> Instructions for the task: Locate every line below that contains the word "FFFFFF" and copy it.

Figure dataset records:

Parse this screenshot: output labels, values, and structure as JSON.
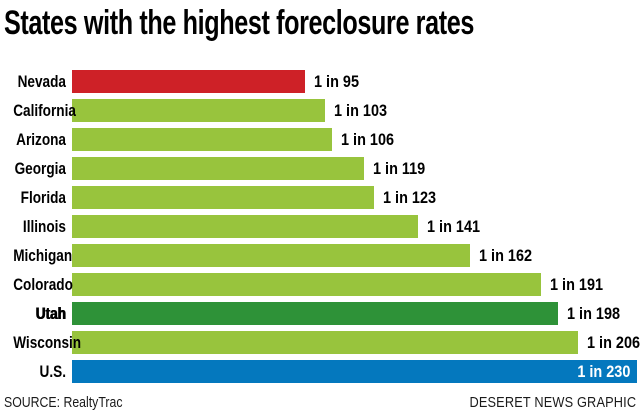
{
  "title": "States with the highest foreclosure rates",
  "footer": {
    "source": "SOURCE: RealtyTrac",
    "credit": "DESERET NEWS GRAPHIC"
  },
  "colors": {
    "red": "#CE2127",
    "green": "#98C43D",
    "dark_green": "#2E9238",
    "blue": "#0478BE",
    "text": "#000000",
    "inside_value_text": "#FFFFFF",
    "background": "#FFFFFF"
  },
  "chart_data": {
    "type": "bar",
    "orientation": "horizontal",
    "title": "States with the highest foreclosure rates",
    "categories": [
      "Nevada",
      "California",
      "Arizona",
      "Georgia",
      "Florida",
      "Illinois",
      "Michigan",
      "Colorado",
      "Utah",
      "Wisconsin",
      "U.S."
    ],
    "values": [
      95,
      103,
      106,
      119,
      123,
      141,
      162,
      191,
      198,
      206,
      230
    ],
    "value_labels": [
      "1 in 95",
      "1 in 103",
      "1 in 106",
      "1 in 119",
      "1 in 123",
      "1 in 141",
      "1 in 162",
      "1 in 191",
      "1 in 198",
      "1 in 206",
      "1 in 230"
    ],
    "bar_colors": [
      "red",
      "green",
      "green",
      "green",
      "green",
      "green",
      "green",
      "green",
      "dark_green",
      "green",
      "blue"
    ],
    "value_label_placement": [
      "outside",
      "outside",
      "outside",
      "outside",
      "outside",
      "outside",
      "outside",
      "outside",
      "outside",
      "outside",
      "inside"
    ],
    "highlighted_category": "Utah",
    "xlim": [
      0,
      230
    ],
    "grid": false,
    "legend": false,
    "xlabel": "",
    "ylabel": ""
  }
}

> Exercise output:
    "inside_value_text": "#FFFFFF",
    "background": "#FFFFFF"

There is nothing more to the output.